INPUT DATA:

□ □ □

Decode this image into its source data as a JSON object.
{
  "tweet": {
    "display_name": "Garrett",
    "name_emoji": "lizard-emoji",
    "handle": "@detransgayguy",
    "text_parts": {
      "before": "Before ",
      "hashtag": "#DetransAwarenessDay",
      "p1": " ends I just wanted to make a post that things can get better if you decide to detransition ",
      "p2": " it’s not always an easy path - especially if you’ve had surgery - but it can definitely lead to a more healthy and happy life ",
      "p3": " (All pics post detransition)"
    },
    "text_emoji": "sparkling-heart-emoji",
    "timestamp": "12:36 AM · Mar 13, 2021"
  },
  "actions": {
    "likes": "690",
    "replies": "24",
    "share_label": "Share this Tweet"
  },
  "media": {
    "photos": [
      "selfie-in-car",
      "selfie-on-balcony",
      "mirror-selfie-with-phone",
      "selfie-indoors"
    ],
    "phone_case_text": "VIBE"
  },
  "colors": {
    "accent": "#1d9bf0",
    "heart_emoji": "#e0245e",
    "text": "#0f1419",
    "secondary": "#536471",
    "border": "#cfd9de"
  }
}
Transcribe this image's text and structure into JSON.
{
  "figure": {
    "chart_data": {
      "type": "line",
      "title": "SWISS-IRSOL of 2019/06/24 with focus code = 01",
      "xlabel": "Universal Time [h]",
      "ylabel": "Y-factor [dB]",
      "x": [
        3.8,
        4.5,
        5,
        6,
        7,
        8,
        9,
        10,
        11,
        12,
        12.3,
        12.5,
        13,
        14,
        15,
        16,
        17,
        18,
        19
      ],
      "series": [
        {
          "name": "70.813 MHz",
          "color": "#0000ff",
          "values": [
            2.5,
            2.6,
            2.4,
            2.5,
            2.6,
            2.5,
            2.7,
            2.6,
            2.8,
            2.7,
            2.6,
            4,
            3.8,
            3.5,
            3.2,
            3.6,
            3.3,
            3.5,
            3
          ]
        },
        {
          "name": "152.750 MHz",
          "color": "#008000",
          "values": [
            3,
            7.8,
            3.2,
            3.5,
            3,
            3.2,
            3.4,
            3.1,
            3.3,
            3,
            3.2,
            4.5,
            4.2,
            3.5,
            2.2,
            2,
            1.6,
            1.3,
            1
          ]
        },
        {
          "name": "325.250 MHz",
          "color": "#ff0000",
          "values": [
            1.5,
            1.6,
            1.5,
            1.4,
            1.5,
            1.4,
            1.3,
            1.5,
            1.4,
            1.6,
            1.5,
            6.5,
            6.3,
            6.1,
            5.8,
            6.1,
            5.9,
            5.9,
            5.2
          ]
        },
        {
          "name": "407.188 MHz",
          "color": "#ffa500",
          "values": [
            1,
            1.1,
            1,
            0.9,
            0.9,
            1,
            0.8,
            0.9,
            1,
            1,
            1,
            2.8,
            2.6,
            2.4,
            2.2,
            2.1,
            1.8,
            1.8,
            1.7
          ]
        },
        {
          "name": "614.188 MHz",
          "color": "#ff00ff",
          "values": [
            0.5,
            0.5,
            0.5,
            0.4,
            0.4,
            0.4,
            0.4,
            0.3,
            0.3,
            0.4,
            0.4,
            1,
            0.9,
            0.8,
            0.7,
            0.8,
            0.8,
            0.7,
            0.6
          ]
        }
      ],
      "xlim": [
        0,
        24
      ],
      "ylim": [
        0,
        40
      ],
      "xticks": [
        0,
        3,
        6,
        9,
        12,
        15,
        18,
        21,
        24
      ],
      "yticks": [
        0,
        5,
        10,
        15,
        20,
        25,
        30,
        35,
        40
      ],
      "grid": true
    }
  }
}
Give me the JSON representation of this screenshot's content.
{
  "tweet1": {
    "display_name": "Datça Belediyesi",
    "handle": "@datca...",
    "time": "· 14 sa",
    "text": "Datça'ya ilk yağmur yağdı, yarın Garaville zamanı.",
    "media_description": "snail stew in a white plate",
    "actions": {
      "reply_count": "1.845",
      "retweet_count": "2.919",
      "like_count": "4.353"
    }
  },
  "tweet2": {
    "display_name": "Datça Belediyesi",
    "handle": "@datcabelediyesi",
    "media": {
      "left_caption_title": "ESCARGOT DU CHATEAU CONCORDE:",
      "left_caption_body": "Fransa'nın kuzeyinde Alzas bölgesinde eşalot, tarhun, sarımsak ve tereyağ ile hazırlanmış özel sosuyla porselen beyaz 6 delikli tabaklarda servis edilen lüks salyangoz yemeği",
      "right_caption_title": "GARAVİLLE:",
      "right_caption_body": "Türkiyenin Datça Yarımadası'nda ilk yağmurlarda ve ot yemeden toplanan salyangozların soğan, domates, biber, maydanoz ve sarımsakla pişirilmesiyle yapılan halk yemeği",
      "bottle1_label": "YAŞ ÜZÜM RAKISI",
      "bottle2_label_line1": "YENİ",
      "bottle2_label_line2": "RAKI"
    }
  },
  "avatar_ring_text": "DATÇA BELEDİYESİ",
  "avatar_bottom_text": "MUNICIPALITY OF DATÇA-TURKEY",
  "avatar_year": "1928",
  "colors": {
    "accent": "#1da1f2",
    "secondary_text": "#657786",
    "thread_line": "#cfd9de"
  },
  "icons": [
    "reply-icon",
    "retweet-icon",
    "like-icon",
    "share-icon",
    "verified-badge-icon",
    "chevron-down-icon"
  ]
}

□ □ □

The whole listing above needs to be written out again exactly.

FINAL RESULT:
Decode this image into its source data as a JSON object.
{
  "tweet": {
    "display_name": "Garrett",
    "name_emoji": "lizard-emoji",
    "handle": "@detransgayguy",
    "text_parts": {
      "before": "Before ",
      "hashtag": "#DetransAwarenessDay",
      "p1": " ends I just wanted to make a post that things can get better if you decide to detransition ",
      "p2": " it’s not always an easy path - especially if you’ve had surgery - but it can definitely lead to a more healthy and happy life ",
      "p3": " (All pics post detransition)"
    },
    "text_emoji": "sparkling-heart-emoji",
    "timestamp": "12:36 AM · Mar 13, 2021"
  },
  "actions": {
    "likes": "690",
    "replies": "24",
    "share_label": "Share this Tweet"
  },
  "media": {
    "photos": [
      "selfie-in-car",
      "selfie-on-balcony",
      "mirror-selfie-with-phone",
      "selfie-indoors"
    ],
    "phone_case_text": "VIBE"
  },
  "colors": {
    "accent": "#1d9bf0",
    "heart_emoji": "#e0245e",
    "text": "#0f1419",
    "secondary": "#536471",
    "border": "#cfd9de"
  }
}
Transcribe this image's text and structure into JSON.
{
  "figure": {
    "chart_data": {
      "type": "line",
      "title": "SWISS-IRSOL of 2019/06/24 with focus code = 01",
      "xlabel": "Universal Time [h]",
      "ylabel": "Y-factor [dB]",
      "x": [
        3.8,
        4.5,
        5,
        6,
        7,
        8,
        9,
        10,
        11,
        12,
        12.3,
        12.5,
        13,
        14,
        15,
        16,
        17,
        18,
        19
      ],
      "series": [
        {
          "name": "70.813 MHz",
          "color": "#0000ff",
          "values": [
            2.5,
            2.6,
            2.4,
            2.5,
            2.6,
            2.5,
            2.7,
            2.6,
            2.8,
            2.7,
            2.6,
            4,
            3.8,
            3.5,
            3.2,
            3.6,
            3.3,
            3.5,
            3
          ]
        },
        {
          "name": "152.750 MHz",
          "color": "#008000",
          "values": [
            3,
            7.8,
            3.2,
            3.5,
            3,
            3.2,
            3.4,
            3.1,
            3.3,
            3,
            3.2,
            4.5,
            4.2,
            3.5,
            2.2,
            2,
            1.6,
            1.3,
            1
          ]
        },
        {
          "name": "325.250 MHz",
          "color": "#ff0000",
          "values": [
            1.5,
            1.6,
            1.5,
            1.4,
            1.5,
            1.4,
            1.3,
            1.5,
            1.4,
            1.6,
            1.5,
            6.5,
            6.3,
            6.1,
            5.8,
            6.1,
            5.9,
            5.9,
            5.2
          ]
        },
        {
          "name": "407.188 MHz",
          "color": "#ffa500",
          "values": [
            1,
            1.1,
            1,
            0.9,
            0.9,
            1,
            0.8,
            0.9,
            1,
            1,
            1,
            2.8,
            2.6,
            2.4,
            2.2,
            2.1,
            1.8,
            1.8,
            1.7
          ]
        },
        {
          "name": "614.188 MHz",
          "color": "#ff00ff",
          "values": [
            0.5,
            0.5,
            0.5,
            0.4,
            0.4,
            0.4,
            0.4,
            0.3,
            0.3,
            0.4,
            0.4,
            1,
            0.9,
            0.8,
            0.7,
            0.8,
            0.8,
            0.7,
            0.6
          ]
        }
      ],
      "xlim": [
        0,
        24
      ],
      "ylim": [
        0,
        40
      ],
      "xticks": [
        0,
        3,
        6,
        9,
        12,
        15,
        18,
        21,
        24
      ],
      "yticks": [
        0,
        5,
        10,
        15,
        20,
        25,
        30,
        35,
        40
      ],
      "grid": true
    }
  }
}
Give me the JSON representation of this screenshot's content.
{
  "tweet1": {
    "display_name": "Datça Belediyesi",
    "handle": "@datca...",
    "time": "· 14 sa",
    "text": "Datça'ya ilk yağmur yağdı, yarın Garaville zamanı.",
    "media_description": "snail stew in a white plate",
    "actions": {
      "reply_count": "1.845",
      "retweet_count": "2.919",
      "like_count": "4.353"
    }
  },
  "tweet2": {
    "display_name": "Datça Belediyesi",
    "handle": "@datcabelediyesi",
    "media": {
      "left_caption_title": "ESCARGOT DU CHATEAU CONCORDE:",
      "left_caption_body": "Fransa'nın kuzeyinde Alzas bölgesinde eşalot, tarhun, sarımsak ve tereyağ ile hazırlanmış özel sosuyla porselen beyaz 6 delikli tabaklarda servis edilen lüks salyangoz yemeği",
      "right_caption_title": "GARAVİLLE:",
      "right_caption_body": "Türkiyenin Datça Yarımadası'nda ilk yağmurlarda ve ot yemeden toplanan salyangozların soğan, domates, biber, maydanoz ve sarımsakla pişirilmesiyle yapılan halk yemeği",
      "bottle1_label": "YAŞ ÜZÜM RAKISI",
      "bottle2_label_line1": "YENİ",
      "bottle2_label_line2": "RAKI"
    }
  },
  "avatar_ring_text": "DATÇA BELEDİYESİ",
  "avatar_bottom_text": "MUNICIPALITY OF DATÇA-TURKEY",
  "avatar_year": "1928",
  "colors": {
    "accent": "#1da1f2",
    "secondary_text": "#657786",
    "thread_line": "#cfd9de"
  },
  "icons": [
    "reply-icon",
    "retweet-icon",
    "like-icon",
    "share-icon",
    "verified-badge-icon",
    "chevron-down-icon"
  ]
}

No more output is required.